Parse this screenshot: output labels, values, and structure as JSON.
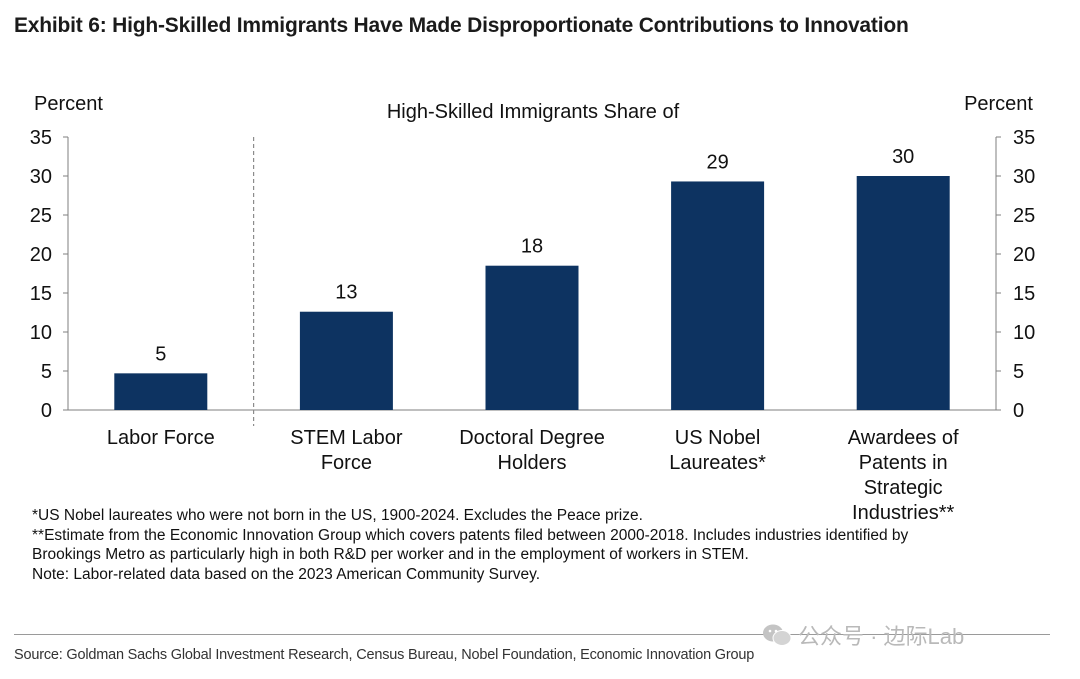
{
  "title": "Exhibit 6: High-Skilled Immigrants Have Made Disproportionate Contributions to Innovation",
  "chart_data": {
    "type": "bar",
    "subtitle": "High-Skilled Immigrants Share of",
    "ylabel_left": "Percent",
    "ylabel_right": "Percent",
    "ylim": [
      0,
      35
    ],
    "yticks": [
      0,
      5,
      10,
      15,
      20,
      25,
      30,
      35
    ],
    "categories": [
      [
        "Labor Force"
      ],
      [
        "STEM Labor",
        "Force"
      ],
      [
        "Doctoral Degree",
        "Holders"
      ],
      [
        "US Nobel",
        "Laureates*"
      ],
      [
        "Awardees of",
        "Patents in",
        "Strategic",
        "Industries**"
      ]
    ],
    "values": [
      4.7,
      12.6,
      18.5,
      29.3,
      30.0
    ],
    "data_labels": [
      "5",
      "13",
      "18",
      "29",
      "30"
    ],
    "bar_color": "#0d3361",
    "grid": false,
    "separator_after_index": 0
  },
  "notes": [
    "*US Nobel laureates who were not born in the US, 1900-2024. Excludes the Peace prize.",
    "**Estimate from the Economic Innovation Group which covers patents filed between 2000-2018. Includes industries identified by",
    "Brookings Metro as particularly high in both R&D per worker and in the employment of workers in STEM.",
    "Note: Labor-related data based on the 2023 American Community Survey."
  ],
  "source": "Source: Goldman Sachs Global Investment Research, Census Bureau, Nobel Foundation, Economic Innovation Group",
  "watermark": "公众号 · 边际Lab"
}
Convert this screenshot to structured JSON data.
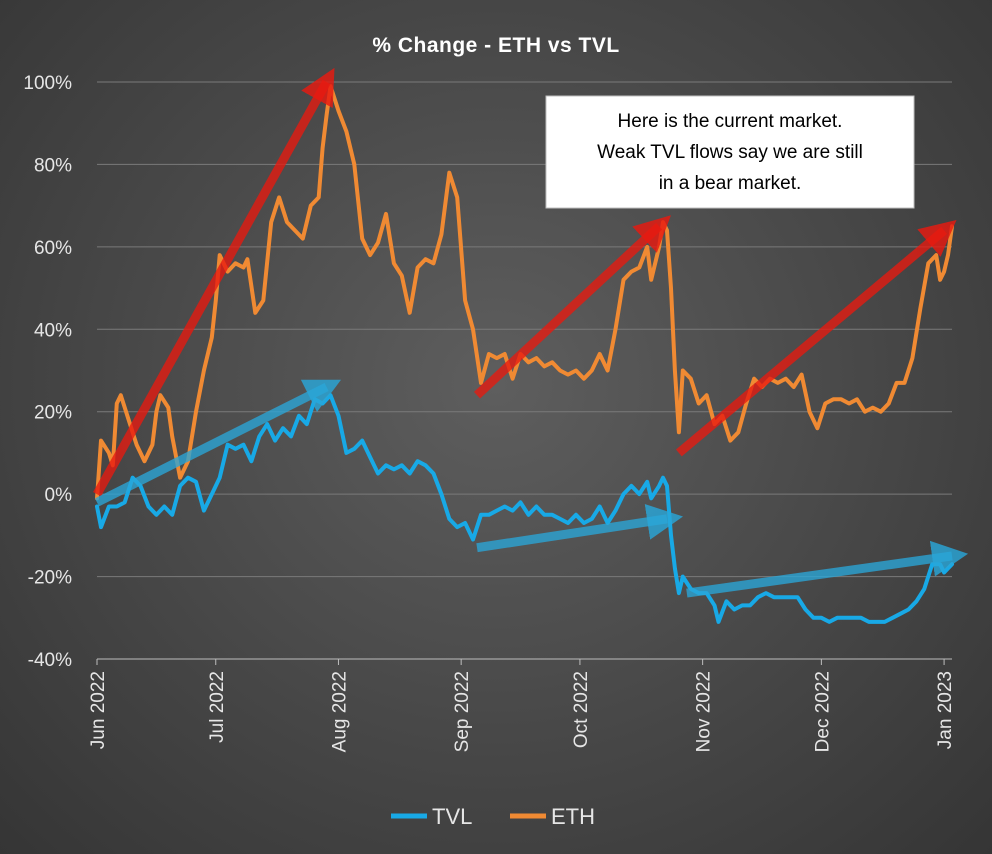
{
  "chart_data": {
    "type": "line",
    "title": "% Change - ETH vs TVL",
    "xlabel": "",
    "ylabel": "",
    "ylim": [
      -40,
      100
    ],
    "yticks": [
      100,
      80,
      60,
      40,
      20,
      0,
      -20,
      -40
    ],
    "ytick_labels": [
      "100%",
      "80%",
      "60%",
      "40%",
      "20%",
      "0%",
      "-20%",
      "-40%"
    ],
    "xlim": [
      "2022-06-01",
      "2023-01-03"
    ],
    "xticks": [
      {
        "date": "2022-06-01",
        "label": "Jun 2022"
      },
      {
        "date": "2022-07-01",
        "label": "Jul 2022"
      },
      {
        "date": "2022-08-01",
        "label": "Aug 2022"
      },
      {
        "date": "2022-09-01",
        "label": "Sep 2022"
      },
      {
        "date": "2022-10-01",
        "label": "Oct 2022"
      },
      {
        "date": "2022-11-01",
        "label": "Nov 2022"
      },
      {
        "date": "2022-12-01",
        "label": "Dec 2022"
      },
      {
        "date": "2023-01-01",
        "label": "Jan 2023"
      }
    ],
    "grid": "horizontal",
    "legend": "bottom",
    "series": [
      {
        "name": "TVL",
        "color": "#18a9e6",
        "points": [
          [
            "2022-06-01",
            -3
          ],
          [
            "2022-06-02",
            -8
          ],
          [
            "2022-06-04",
            -3
          ],
          [
            "2022-06-06",
            -3
          ],
          [
            "2022-06-08",
            -2
          ],
          [
            "2022-06-10",
            4
          ],
          [
            "2022-06-12",
            2
          ],
          [
            "2022-06-14",
            -3
          ],
          [
            "2022-06-16",
            -5
          ],
          [
            "2022-06-18",
            -3
          ],
          [
            "2022-06-20",
            -5
          ],
          [
            "2022-06-22",
            2
          ],
          [
            "2022-06-24",
            4
          ],
          [
            "2022-06-26",
            3
          ],
          [
            "2022-06-28",
            -4
          ],
          [
            "2022-07-01",
            2
          ],
          [
            "2022-07-02",
            4
          ],
          [
            "2022-07-04",
            12
          ],
          [
            "2022-07-06",
            11
          ],
          [
            "2022-07-08",
            12
          ],
          [
            "2022-07-10",
            8
          ],
          [
            "2022-07-12",
            14
          ],
          [
            "2022-07-14",
            17
          ],
          [
            "2022-07-16",
            13
          ],
          [
            "2022-07-18",
            16
          ],
          [
            "2022-07-20",
            14
          ],
          [
            "2022-07-22",
            19
          ],
          [
            "2022-07-24",
            17
          ],
          [
            "2022-07-26",
            23
          ],
          [
            "2022-07-28",
            22
          ],
          [
            "2022-07-30",
            24
          ],
          [
            "2022-08-01",
            19
          ],
          [
            "2022-08-03",
            10
          ],
          [
            "2022-08-05",
            11
          ],
          [
            "2022-08-07",
            13
          ],
          [
            "2022-08-09",
            9
          ],
          [
            "2022-08-11",
            5
          ],
          [
            "2022-08-13",
            7
          ],
          [
            "2022-08-15",
            6
          ],
          [
            "2022-08-17",
            7
          ],
          [
            "2022-08-19",
            5
          ],
          [
            "2022-08-21",
            8
          ],
          [
            "2022-08-23",
            7
          ],
          [
            "2022-08-25",
            5
          ],
          [
            "2022-08-27",
            0
          ],
          [
            "2022-08-29",
            -6
          ],
          [
            "2022-08-31",
            -8
          ],
          [
            "2022-09-02",
            -7
          ],
          [
            "2022-09-04",
            -11
          ],
          [
            "2022-09-06",
            -5
          ],
          [
            "2022-09-08",
            -5
          ],
          [
            "2022-09-10",
            -4
          ],
          [
            "2022-09-12",
            -3
          ],
          [
            "2022-09-14",
            -4
          ],
          [
            "2022-09-16",
            -2
          ],
          [
            "2022-09-18",
            -5
          ],
          [
            "2022-09-20",
            -3
          ],
          [
            "2022-09-22",
            -5
          ],
          [
            "2022-09-24",
            -5
          ],
          [
            "2022-09-26",
            -6
          ],
          [
            "2022-09-28",
            -7
          ],
          [
            "2022-09-30",
            -5
          ],
          [
            "2022-10-02",
            -7
          ],
          [
            "2022-10-04",
            -6
          ],
          [
            "2022-10-06",
            -3
          ],
          [
            "2022-10-08",
            -7
          ],
          [
            "2022-10-10",
            -4
          ],
          [
            "2022-10-12",
            0
          ],
          [
            "2022-10-14",
            2
          ],
          [
            "2022-10-16",
            0
          ],
          [
            "2022-10-18",
            3
          ],
          [
            "2022-10-19",
            -1
          ],
          [
            "2022-10-21",
            2
          ],
          [
            "2022-10-22",
            4
          ],
          [
            "2022-10-23",
            2
          ],
          [
            "2022-10-24",
            -10
          ],
          [
            "2022-10-25",
            -18
          ],
          [
            "2022-10-26",
            -24
          ],
          [
            "2022-10-27",
            -20
          ],
          [
            "2022-10-29",
            -23
          ],
          [
            "2022-10-31",
            -24
          ],
          [
            "2022-11-02",
            -24
          ],
          [
            "2022-11-04",
            -27
          ],
          [
            "2022-11-05",
            -31
          ],
          [
            "2022-11-07",
            -26
          ],
          [
            "2022-11-09",
            -28
          ],
          [
            "2022-11-11",
            -27
          ],
          [
            "2022-11-13",
            -27
          ],
          [
            "2022-11-15",
            -25
          ],
          [
            "2022-11-17",
            -24
          ],
          [
            "2022-11-19",
            -25
          ],
          [
            "2022-11-21",
            -25
          ],
          [
            "2022-11-23",
            -25
          ],
          [
            "2022-11-25",
            -25
          ],
          [
            "2022-11-27",
            -28
          ],
          [
            "2022-11-29",
            -30
          ],
          [
            "2022-12-01",
            -30
          ],
          [
            "2022-12-03",
            -31
          ],
          [
            "2022-12-05",
            -30
          ],
          [
            "2022-12-07",
            -30
          ],
          [
            "2022-12-09",
            -30
          ],
          [
            "2022-12-11",
            -30
          ],
          [
            "2022-12-13",
            -31
          ],
          [
            "2022-12-15",
            -31
          ],
          [
            "2022-12-17",
            -31
          ],
          [
            "2022-12-19",
            -30
          ],
          [
            "2022-12-21",
            -29
          ],
          [
            "2022-12-23",
            -28
          ],
          [
            "2022-12-25",
            -26
          ],
          [
            "2022-12-27",
            -23
          ],
          [
            "2022-12-29",
            -17
          ],
          [
            "2022-12-31",
            -17
          ],
          [
            "2023-01-01",
            -19
          ],
          [
            "2023-01-03",
            -17
          ]
        ]
      },
      {
        "name": "ETH",
        "color": "#f08a33",
        "points": [
          [
            "2022-06-01",
            -1
          ],
          [
            "2022-06-02",
            13
          ],
          [
            "2022-06-04",
            10
          ],
          [
            "2022-06-05",
            7
          ],
          [
            "2022-06-06",
            22
          ],
          [
            "2022-06-07",
            24
          ],
          [
            "2022-06-09",
            18
          ],
          [
            "2022-06-11",
            12
          ],
          [
            "2022-06-13",
            8
          ],
          [
            "2022-06-15",
            12
          ],
          [
            "2022-06-16",
            20
          ],
          [
            "2022-06-17",
            24
          ],
          [
            "2022-06-19",
            21
          ],
          [
            "2022-06-20",
            14
          ],
          [
            "2022-06-22",
            4
          ],
          [
            "2022-06-24",
            8
          ],
          [
            "2022-06-26",
            20
          ],
          [
            "2022-06-28",
            30
          ],
          [
            "2022-06-30",
            38
          ],
          [
            "2022-07-01",
            47
          ],
          [
            "2022-07-02",
            58
          ],
          [
            "2022-07-04",
            54
          ],
          [
            "2022-07-06",
            56
          ],
          [
            "2022-07-08",
            55
          ],
          [
            "2022-07-09",
            57
          ],
          [
            "2022-07-11",
            44
          ],
          [
            "2022-07-13",
            47
          ],
          [
            "2022-07-15",
            66
          ],
          [
            "2022-07-17",
            72
          ],
          [
            "2022-07-19",
            66
          ],
          [
            "2022-07-21",
            64
          ],
          [
            "2022-07-23",
            62
          ],
          [
            "2022-07-25",
            70
          ],
          [
            "2022-07-27",
            72
          ],
          [
            "2022-07-28",
            84
          ],
          [
            "2022-07-29",
            92
          ],
          [
            "2022-07-30",
            99
          ],
          [
            "2022-08-01",
            93
          ],
          [
            "2022-08-03",
            88
          ],
          [
            "2022-08-05",
            80
          ],
          [
            "2022-08-07",
            62
          ],
          [
            "2022-08-09",
            58
          ],
          [
            "2022-08-11",
            61
          ],
          [
            "2022-08-13",
            68
          ],
          [
            "2022-08-15",
            56
          ],
          [
            "2022-08-17",
            53
          ],
          [
            "2022-08-19",
            44
          ],
          [
            "2022-08-21",
            55
          ],
          [
            "2022-08-23",
            57
          ],
          [
            "2022-08-25",
            56
          ],
          [
            "2022-08-27",
            63
          ],
          [
            "2022-08-29",
            78
          ],
          [
            "2022-08-31",
            72
          ],
          [
            "2022-09-02",
            47
          ],
          [
            "2022-09-04",
            40
          ],
          [
            "2022-09-06",
            27
          ],
          [
            "2022-09-08",
            34
          ],
          [
            "2022-09-10",
            33
          ],
          [
            "2022-09-12",
            34
          ],
          [
            "2022-09-14",
            28
          ],
          [
            "2022-09-16",
            34
          ],
          [
            "2022-09-18",
            32
          ],
          [
            "2022-09-20",
            33
          ],
          [
            "2022-09-22",
            31
          ],
          [
            "2022-09-24",
            32
          ],
          [
            "2022-09-26",
            30
          ],
          [
            "2022-09-28",
            29
          ],
          [
            "2022-09-30",
            30
          ],
          [
            "2022-10-02",
            28
          ],
          [
            "2022-10-04",
            30
          ],
          [
            "2022-10-06",
            34
          ],
          [
            "2022-10-08",
            30
          ],
          [
            "2022-10-10",
            40
          ],
          [
            "2022-10-12",
            52
          ],
          [
            "2022-10-14",
            54
          ],
          [
            "2022-10-16",
            55
          ],
          [
            "2022-10-18",
            60
          ],
          [
            "2022-10-19",
            52
          ],
          [
            "2022-10-21",
            60
          ],
          [
            "2022-10-22",
            66
          ],
          [
            "2022-10-23",
            64
          ],
          [
            "2022-10-24",
            50
          ],
          [
            "2022-10-25",
            30
          ],
          [
            "2022-10-26",
            15
          ],
          [
            "2022-10-27",
            30
          ],
          [
            "2022-10-29",
            28
          ],
          [
            "2022-10-31",
            22
          ],
          [
            "2022-11-02",
            24
          ],
          [
            "2022-11-04",
            17
          ],
          [
            "2022-11-06",
            19
          ],
          [
            "2022-11-08",
            13
          ],
          [
            "2022-11-10",
            15
          ],
          [
            "2022-11-12",
            22
          ],
          [
            "2022-11-14",
            28
          ],
          [
            "2022-11-16",
            26
          ],
          [
            "2022-11-18",
            28
          ],
          [
            "2022-11-20",
            27
          ],
          [
            "2022-11-22",
            28
          ],
          [
            "2022-11-24",
            26
          ],
          [
            "2022-11-26",
            29
          ],
          [
            "2022-11-28",
            20
          ],
          [
            "2022-11-30",
            16
          ],
          [
            "2022-12-02",
            22
          ],
          [
            "2022-12-04",
            23
          ],
          [
            "2022-12-06",
            23
          ],
          [
            "2022-12-08",
            22
          ],
          [
            "2022-12-10",
            23
          ],
          [
            "2022-12-12",
            20
          ],
          [
            "2022-12-14",
            21
          ],
          [
            "2022-12-16",
            20
          ],
          [
            "2022-12-18",
            22
          ],
          [
            "2022-12-20",
            27
          ],
          [
            "2022-12-22",
            27
          ],
          [
            "2022-12-24",
            33
          ],
          [
            "2022-12-26",
            45
          ],
          [
            "2022-12-28",
            56
          ],
          [
            "2022-12-30",
            58
          ],
          [
            "2022-12-31",
            52
          ],
          [
            "2023-01-01",
            54
          ],
          [
            "2023-01-02",
            58
          ],
          [
            "2023-01-03",
            65
          ]
        ]
      }
    ],
    "annotations": [
      {
        "type": "arrow",
        "color": "#e81a10",
        "from": [
          "2022-06-01",
          0
        ],
        "to": [
          "2022-07-29",
          100
        ]
      },
      {
        "type": "arrow",
        "color": "#e81a10",
        "from": [
          "2022-09-05",
          24
        ],
        "to": [
          "2022-10-21",
          65
        ]
      },
      {
        "type": "arrow",
        "color": "#e81a10",
        "from": [
          "2022-10-26",
          10
        ],
        "to": [
          "2023-01-01",
          64
        ]
      },
      {
        "type": "arrow",
        "color": "#2aa6d8",
        "from": [
          "2022-06-01",
          -2
        ],
        "to": [
          "2022-07-29",
          26
        ]
      },
      {
        "type": "arrow",
        "color": "#2aa6d8",
        "from": [
          "2022-09-05",
          -13
        ],
        "to": [
          "2022-10-23",
          -6
        ]
      },
      {
        "type": "arrow",
        "color": "#2aa6d8",
        "from": [
          "2022-10-28",
          -24
        ],
        "to": [
          "2023-01-03",
          -15
        ]
      }
    ],
    "note": {
      "lines": [
        "Here is the current market.",
        "Weak TVL flows say we are still",
        "in a bear market."
      ]
    }
  }
}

◆ ◆ ◆ ◆

Requirement — Find each line that has the word "market", then copy it out.

Task output —
        "Here is the current market.",
        "in a bear market."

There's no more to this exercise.